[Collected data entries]

· · · ·

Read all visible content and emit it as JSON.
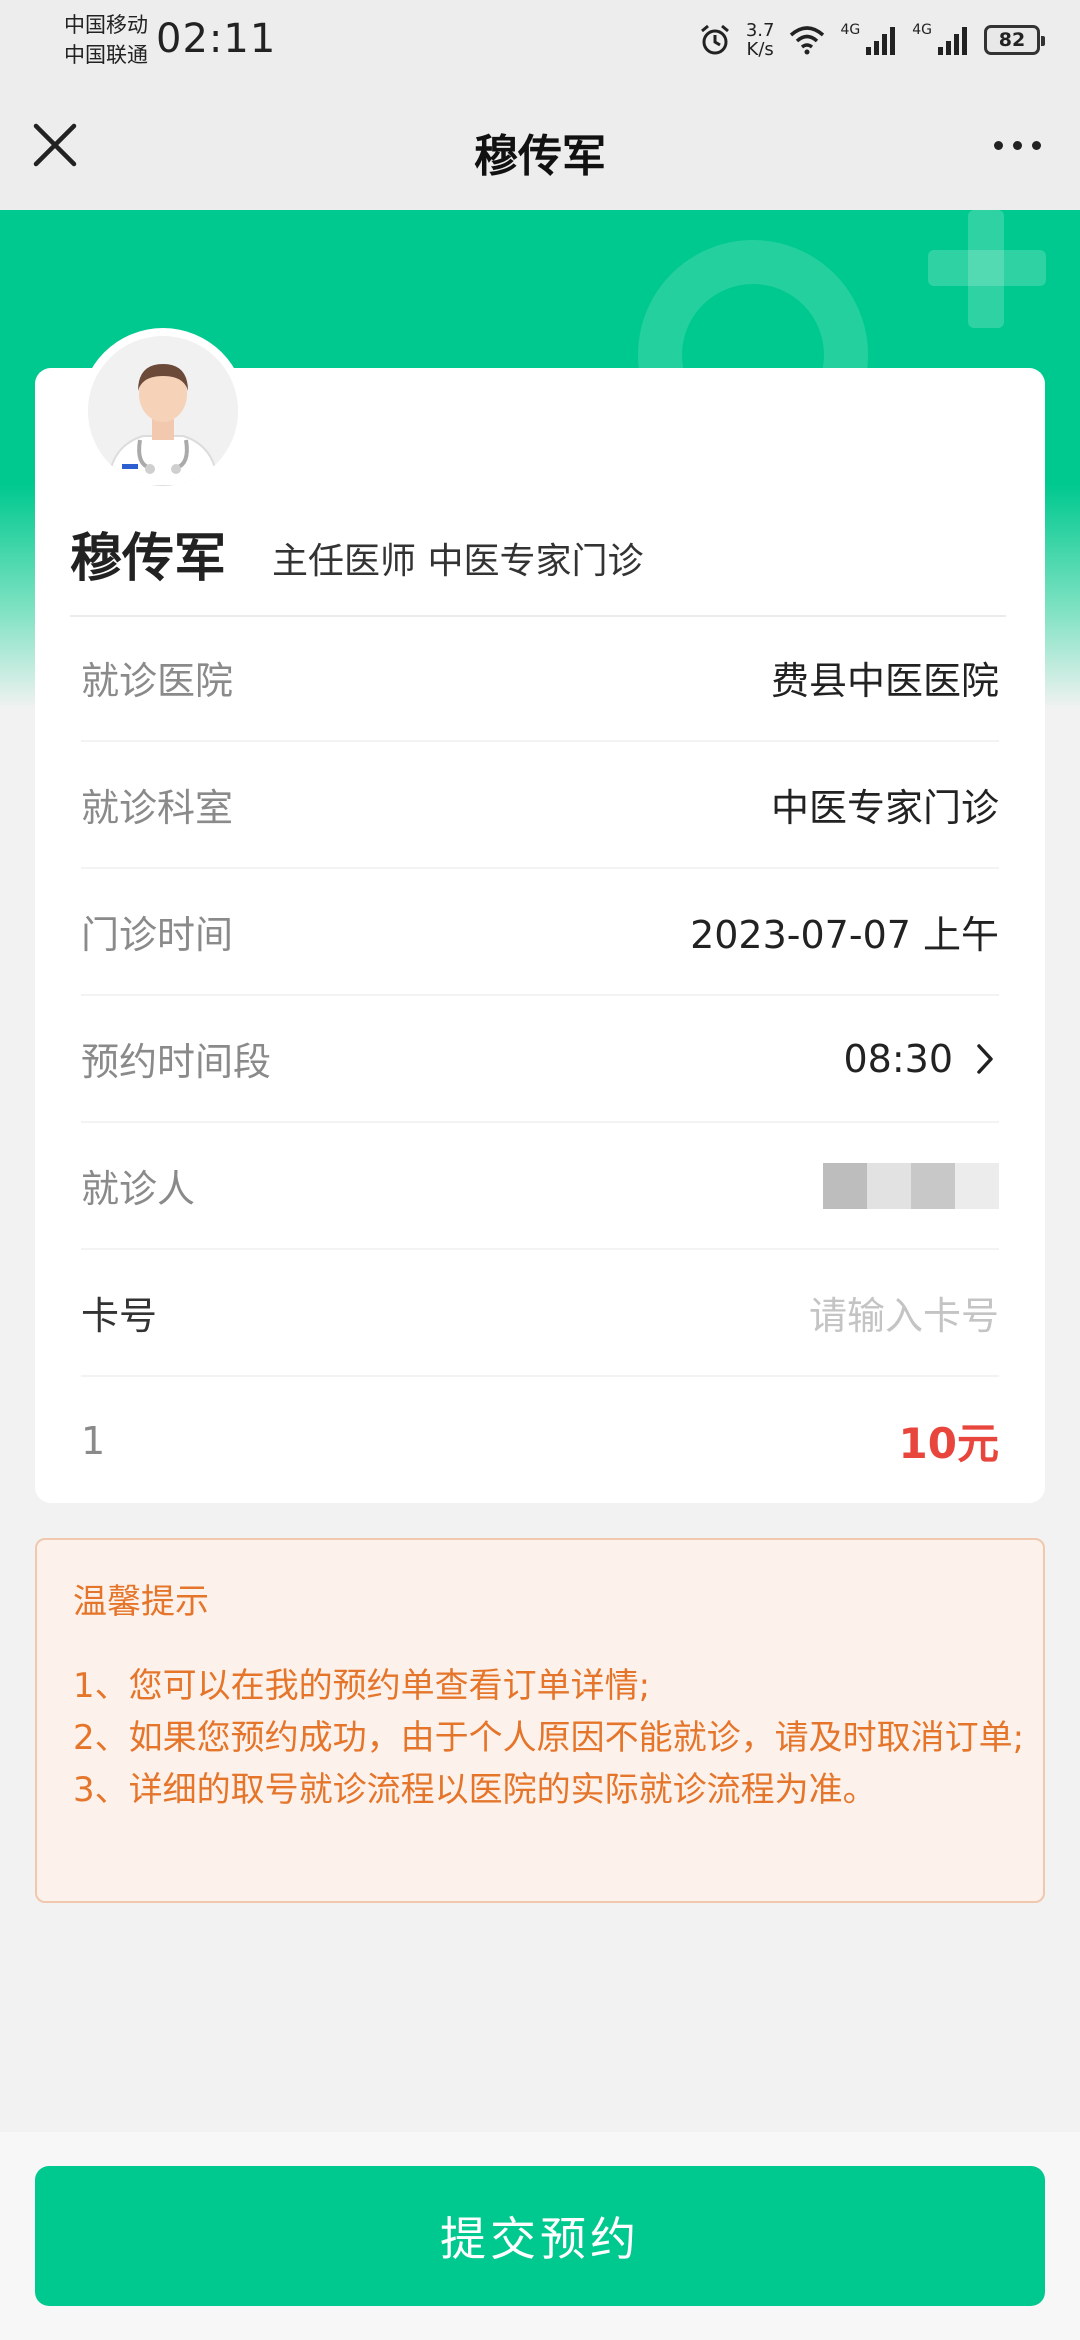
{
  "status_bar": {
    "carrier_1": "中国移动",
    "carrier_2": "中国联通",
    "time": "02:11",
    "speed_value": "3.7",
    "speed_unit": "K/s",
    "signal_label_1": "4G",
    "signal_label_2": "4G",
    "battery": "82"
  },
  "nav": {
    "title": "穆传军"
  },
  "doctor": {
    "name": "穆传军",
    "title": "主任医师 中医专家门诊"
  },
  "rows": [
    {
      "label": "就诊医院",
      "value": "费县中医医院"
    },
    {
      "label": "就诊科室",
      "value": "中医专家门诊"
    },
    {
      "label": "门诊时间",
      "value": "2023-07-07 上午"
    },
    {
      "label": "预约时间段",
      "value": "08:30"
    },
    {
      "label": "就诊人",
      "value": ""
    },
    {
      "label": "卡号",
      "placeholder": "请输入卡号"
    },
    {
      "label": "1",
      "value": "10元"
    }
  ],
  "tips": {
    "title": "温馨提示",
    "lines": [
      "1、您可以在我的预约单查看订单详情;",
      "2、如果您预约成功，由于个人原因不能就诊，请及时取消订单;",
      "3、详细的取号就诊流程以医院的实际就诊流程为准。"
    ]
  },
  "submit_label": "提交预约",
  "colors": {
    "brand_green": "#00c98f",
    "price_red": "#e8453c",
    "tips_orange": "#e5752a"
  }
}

· · · ·

GOAL
Transcribe all entries above exactly. Drop the pictures.

ANSWER TO THIS PROBLEM
Read all visible content and emit it as JSON.
{
  "status_bar": {
    "carrier_1": "中国移动",
    "carrier_2": "中国联通",
    "time": "02:11",
    "speed_value": "3.7",
    "speed_unit": "K/s",
    "signal_label_1": "4G",
    "signal_label_2": "4G",
    "battery": "82"
  },
  "nav": {
    "title": "穆传军"
  },
  "doctor": {
    "name": "穆传军",
    "title": "主任医师 中医专家门诊"
  },
  "rows": [
    {
      "label": "就诊医院",
      "value": "费县中医医院"
    },
    {
      "label": "就诊科室",
      "value": "中医专家门诊"
    },
    {
      "label": "门诊时间",
      "value": "2023-07-07 上午"
    },
    {
      "label": "预约时间段",
      "value": "08:30"
    },
    {
      "label": "就诊人",
      "value": ""
    },
    {
      "label": "卡号",
      "placeholder": "请输入卡号"
    },
    {
      "label": "1",
      "value": "10元"
    }
  ],
  "tips": {
    "title": "温馨提示",
    "lines": [
      "1、您可以在我的预约单查看订单详情;",
      "2、如果您预约成功，由于个人原因不能就诊，请及时取消订单;",
      "3、详细的取号就诊流程以医院的实际就诊流程为准。"
    ]
  },
  "submit_label": "提交预约",
  "colors": {
    "brand_green": "#00c98f",
    "price_red": "#e8453c",
    "tips_orange": "#e5752a"
  }
}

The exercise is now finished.